• _Exercise aim_: Search the listing below for the word "inquit" and copy each line that holds it.

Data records
----

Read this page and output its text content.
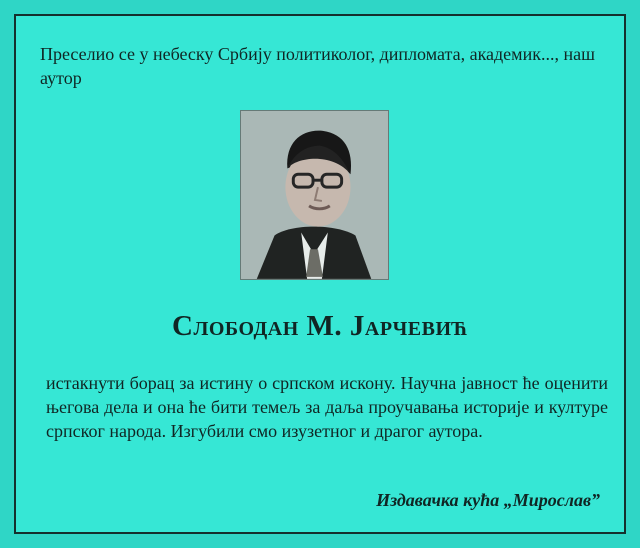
Преселио се у небеску Србију политиколог, дипломата, академик..., наш аутор

Слободан М. Јарчевић

истакнути борац за истину о српском искону. Научна јавност ће оценити његова дела и она ће бити темељ за даља проучавања историје и културе српског народа. Изгубили смо изузетног и драгог аутора.

Издавачка кућа „Мирослав”
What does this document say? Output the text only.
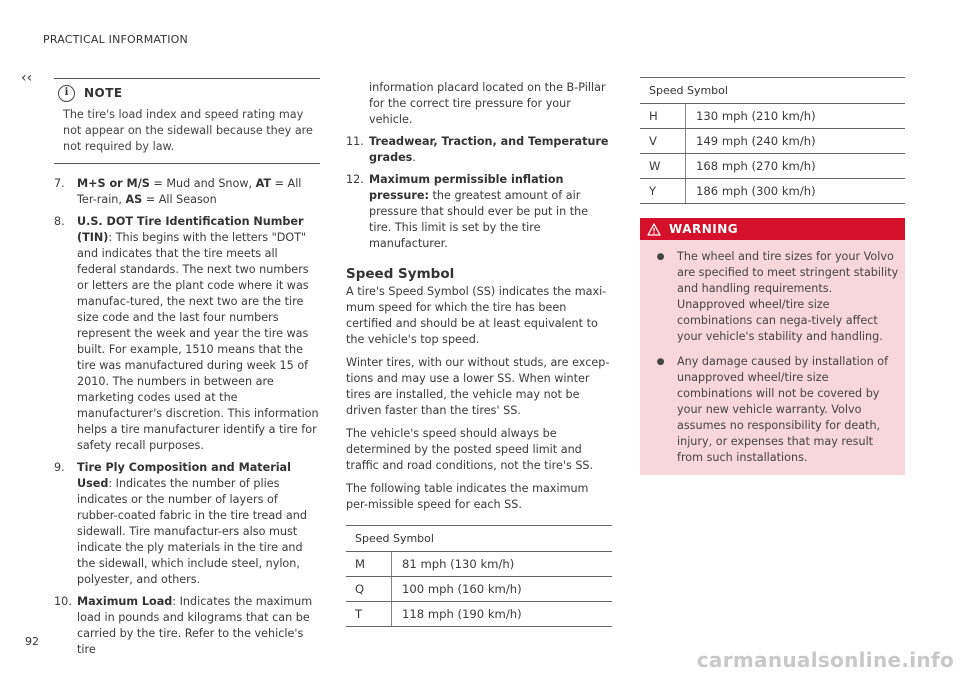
PRACTICAL INFORMATION
‹‹
i	NOTE
The tire's load index and speed rating may not appear on the sidewall because they are not required by law.
7.	M+S or M/S = Mud and Snow, AT = All Ter-rain, AS = All Season
8.	U.S. DOT Tire Identification Number (TIN): This begins with the letters "DOT" and indicates that the tire meets all federal standards. The next two numbers or letters are the plant code where it was manufac-tured, the next two are the tire size code and the last four numbers represent the week and year the tire was built. For example, 1510 means that the tire was manufactured during week 15 of 2010. The numbers in between are marketing codes used at the manufacturer's discretion. This information helps a tire manufacturer identify a tire for safety recall purposes.
9.	Tire Ply Composition and Material Used: Indicates the number of plies indicates or the number of layers of rubber-coated fabric in the tire tread and sidewall. Tire manufactur-ers also must indicate the ply materials in the tire and the sidewall, which include steel, nylon, polyester, and others.
10. Maximum Load: Indicates the maximum load in pounds and kilograms that can be carried by the tire. Refer to the vehicle's tire
information placard located on the B-Pillar for the correct tire pressure for your vehicle.
11. Treadwear, Traction, and Temperature grades.
12. Maximum permissible inflation pressure: the greatest amount of air pressure that should ever be put in the tire. This limit is set by the tire manufacturer.
Speed Symbol

A tire's Speed Symbol (SS) indicates the maxi-mum speed for which the tire has been certified and should be at least equivalent to the vehicle's top speed.

Winter tires, with our without studs, are excep-tions and may use a lower SS. When winter tires are installed, the vehicle may not be driven faster than the tires' SS.

The vehicle's speed should always be determined by the posted speed limit and traffic and road conditions, not the tire's SS.

The following table indicates the maximum per-missible speed for each SS.

Speed Symbol	
M	81 mph (130 km/h)
Q	100 mph (160 km/h)
T	118 mph (190 km/h)
Speed Symbol	
H	130 mph (210 km/h)
V	149 mph (240 km/h)
W	168 mph (270 km/h)
Y	186 mph (300 km/h)
WARNING
●	The wheel and tire sizes for your Volvo are specified to meet stringent stability and handling requirements. Unapproved wheel/tire size combinations can nega-tively affect your vehicle's stability and handling.
●	Any damage caused by installation of unapproved wheel/tire size combinations will not be covered by your new vehicle warranty. Volvo assumes no responsibility for death, injury, or expenses that may result from such installations.
92
carmanualsonline.info
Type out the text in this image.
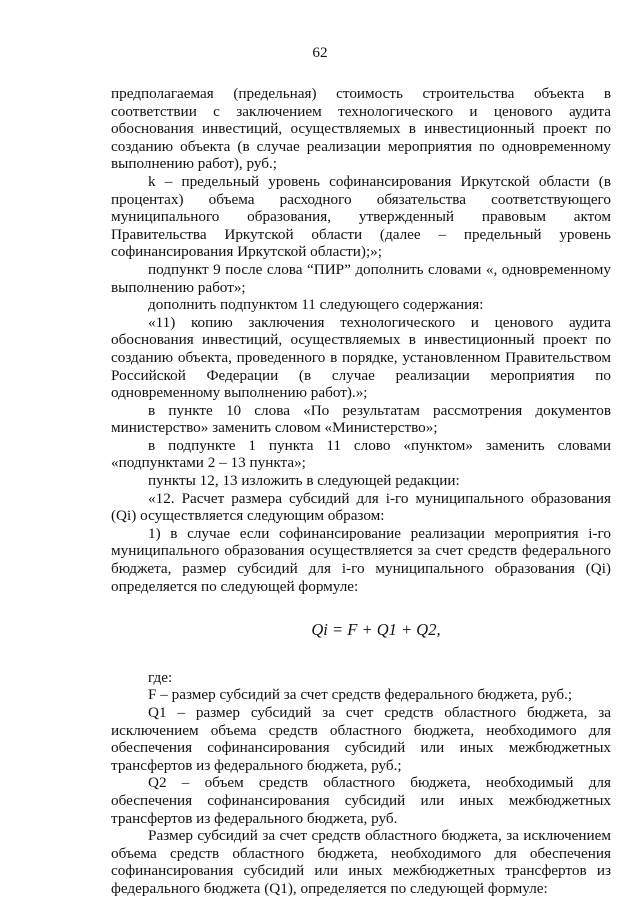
62

предполагаемая (предельная) стоимость строительства объекта в соответствии с заключением технологического и ценового аудита обоснования инвестиций, осуществляемых в инвестиционный проект по созданию объекта (в случае реализации мероприятия по одновременному выполнению работ), руб.;

k – предельный уровень софинансирования Иркутской области (в процентах) объема расходного обязательства соответствующего муниципального образования, утвержденный правовым актом Правительства Иркутской области (далее – предельный уровень софинансирования Иркутской области);»;

подпункт 9 после слова “ПИР” дополнить словами «, одновременному выполнению работ»;

дополнить подпунктом 11 следующего содержания:

«11) копию заключения технологического и ценового аудита обоснования инвестиций, осуществляемых в инвестиционный проект по созданию объекта, проведенного в порядке, установленном Правительством Российской Федерации (в случае реализации мероприятия по одновременному выполнению работ).»;

в пункте 10 слова «По результатам рассмотрения документов министерство» заменить словом «Министерство»;

в подпункте 1 пункта 11 слово «пунктом» заменить словами «подпунктами 2 – 13 пункта»;

пункты 12, 13 изложить в следующей редакции:

«12. Расчет размера субсидий для i-го муниципального образования (Qi) осуществляется следующим образом:

1) в случае если софинансирование реализации мероприятия i-го муниципального образования осуществляется за счет средств федерального бюджета, размер субсидий для i-го муниципального образования (Qi) определяется по следующей формуле:

Qi = F + Q1 + Q2,

где:

F – размер субсидий за счет средств федерального бюджета, руб.;

Q1 – размер субсидий за счет средств областного бюджета, за исключением объема средств областного бюджета, необходимого для обеспечения софинансирования субсидий или иных межбюджетных трансфертов из федерального бюджета, руб.;

Q2 – объем средств областного бюджета, необходимый для обеспечения софинансирования субсидий или иных межбюджетных трансфертов из федерального бюджета, руб.

Размер субсидий за счет средств областного бюджета, за исключением объема средств областного бюджета, необходимого для обеспечения софинансирования субсидий или иных межбюджетных трансфертов из федерального бюджета (Q1), определяется по следующей формуле:
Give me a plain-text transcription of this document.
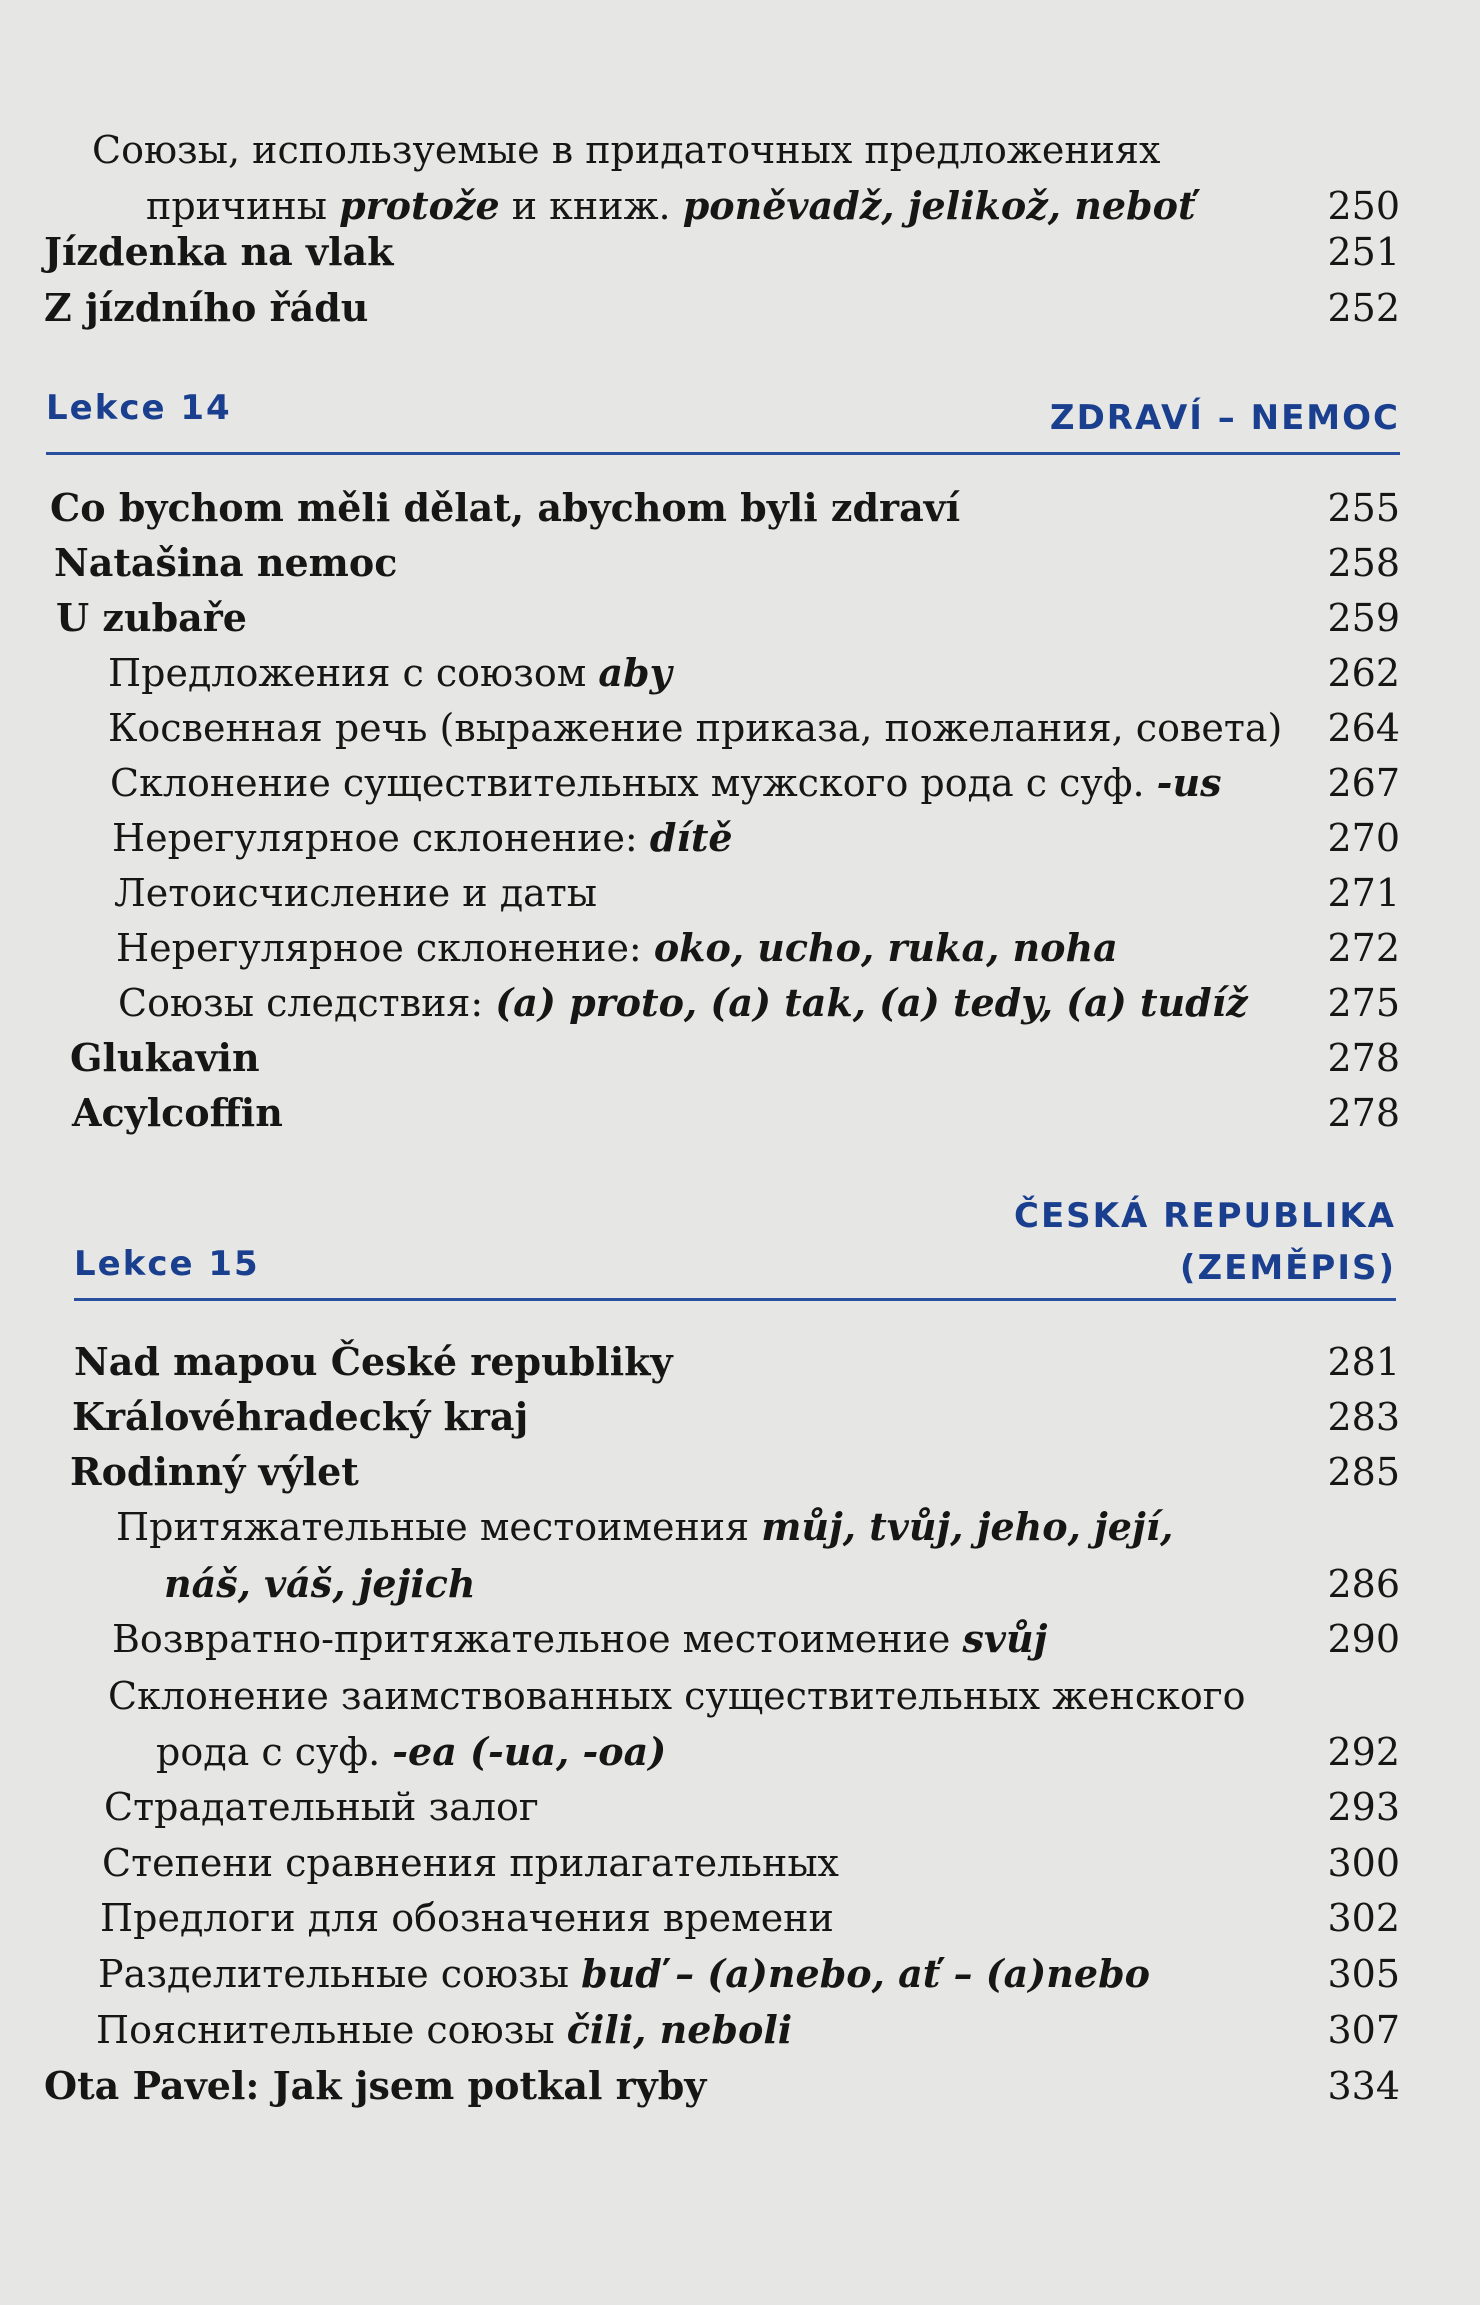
Союзы, используемые в придаточных предложениях
причины protože и книж. poněvadž, jelikož, neboť	250
Jízdenka na vlak	251
Z jízdního řádu	252
Lekce 14	ZDRAVÍ – NEMOC
Co bychom měli dělat, abychom byli zdraví	255
Natašina nemoc	258
U zubaře	259
Предложения с союзом aby	262
Косвенная речь (выражение приказа, пожелания, совета)	264
Склонение существительных мужского рода с суф. -us	267
Нерегулярное склонение: dítě	270
Летоисчисление и даты	271
Нерегулярное склонение: oko, ucho, ruka, noha	272
Союзы следствия: (a) proto, (a) tak, (a) tedy, (a) tudíž	275
Glukavin	278
Acylcoffin	278
Lekce 15
ČESKÁ REPUBLIKA
(ZEMĚPIS)
Nad mapou České republiky	281
Královéhradecký kraj	283
Rodinný výlet	285
Притяжательные местоимения můj, tvůj, jeho, její,
náš, váš, jejich	286
Возвратно-притяжательное местоимение svůj	290
Склонение заимствованных существительных женского
рода с суф. -ea (-ua, -oa)	292
Страдательный залог	293
Степени сравнения прилагательных	300
Предлоги для обозначения времени	302
Разделительные союзы buď – (a)nebo, ať – (a)nebo	305
Пояснительные союзы čili, neboli	307
Ota Pavel: Jak jsem potkal ryby	334
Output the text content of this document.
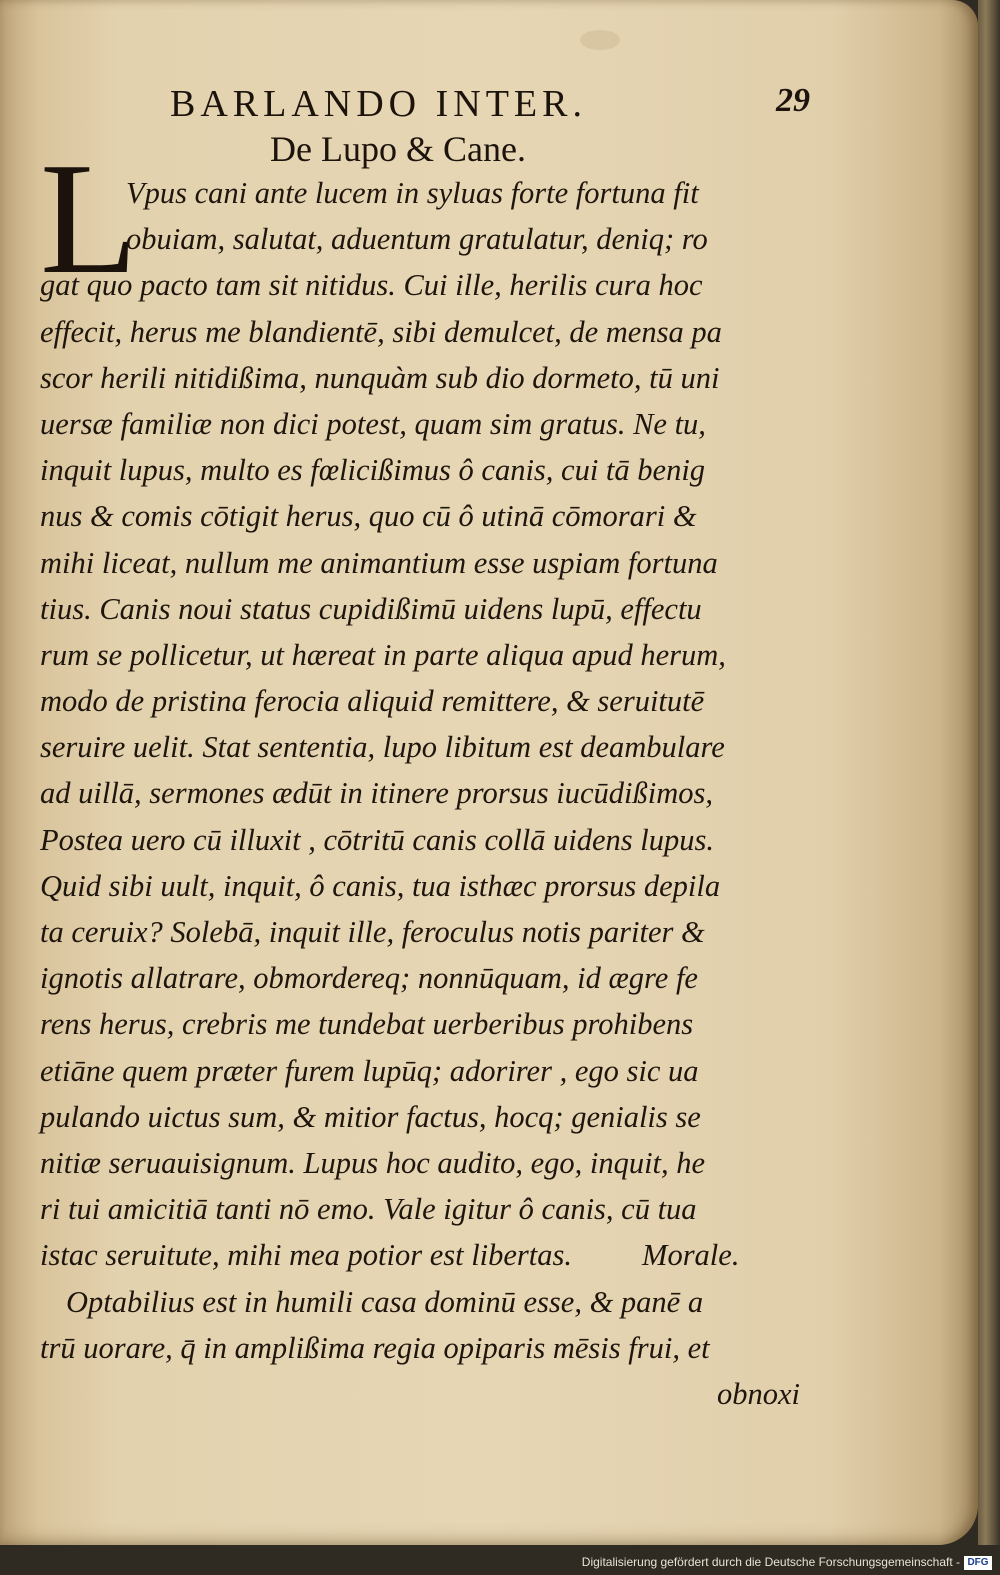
BARLANDO INTER.	29
De Lupo & Cane.
L
Vpus cani ante lucem in syluas forte fortuna fit
obuiam, salutat, aduentum gratulatur, deniq; ro
gat quo pacto tam sit nitidus. Cui ille, herilis cura hoc
effecit, herus me blandientē, sibi demulcet, de mensa pa
scor herili nitidißima, nunquàm sub dio dormeto, tū uni
uersæ familiæ non dici potest, quam sim gratus. Ne tu,
inquit lupus, multo es fœlicißimus ô canis, cui tā benig
nus & comis cōtigit herus, quo cū ô utinā cōmorari &
mihi liceat, nullum me animantium esse uspiam fortuna
tius. Canis noui status cupidißimū uidens lupū, effectu
rum se pollicetur, ut hæreat in parte aliqua apud herum,
modo de pristina ferocia aliquid remittere, & seruitutē
seruire uelit. Stat sententia, lupo libitum est deambulare
ad uillā, sermones ædūt in itinere prorsus iucūdißimos,
Postea uero cū illuxit , cōtritū canis collā uidens lupus.
Quid sibi uult, inquit, ô canis, tua isthæc prorsus depila
ta ceruix? Solebā, inquit ille, feroculus notis pariter &
ignotis allatrare, obmordereq; nonnūquam, id ægre fe
rens herus, crebris me tundebat uerberibus prohibens
etiāne quem præter furem lupūq; adorirer , ego sic ua
pulando uictus sum, & mitior factus, hocq; genialis se
nitiæ seruauisignum. Lupus hoc audito, ego, inquit, he
ri tui amicitiā tanti nō emo. Vale igitur ô canis, cū tua
istac seruitute, mihi mea potior est libertas. Morale.
Optabilius est in humili casa dominū esse, & panē a
trū uorare, q̄ in amplißima regia opiparis mēsis frui, et
obnoxi
Digitalisierung gefördert durch die Deutsche Forschungsgemeinschaft - DFG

----

• _Solution to this problem_:
inquit lupus, multo es fœlicißimus ô canis, cui tā benig
Quid sibi uult, inquit, ô canis, tua isthæc prorsus depila
ta ceruix? Solebā, inquit ille, feroculus notis pariter &
nitiæ seruauisignum. Lupus hoc audito, ego, inquit, he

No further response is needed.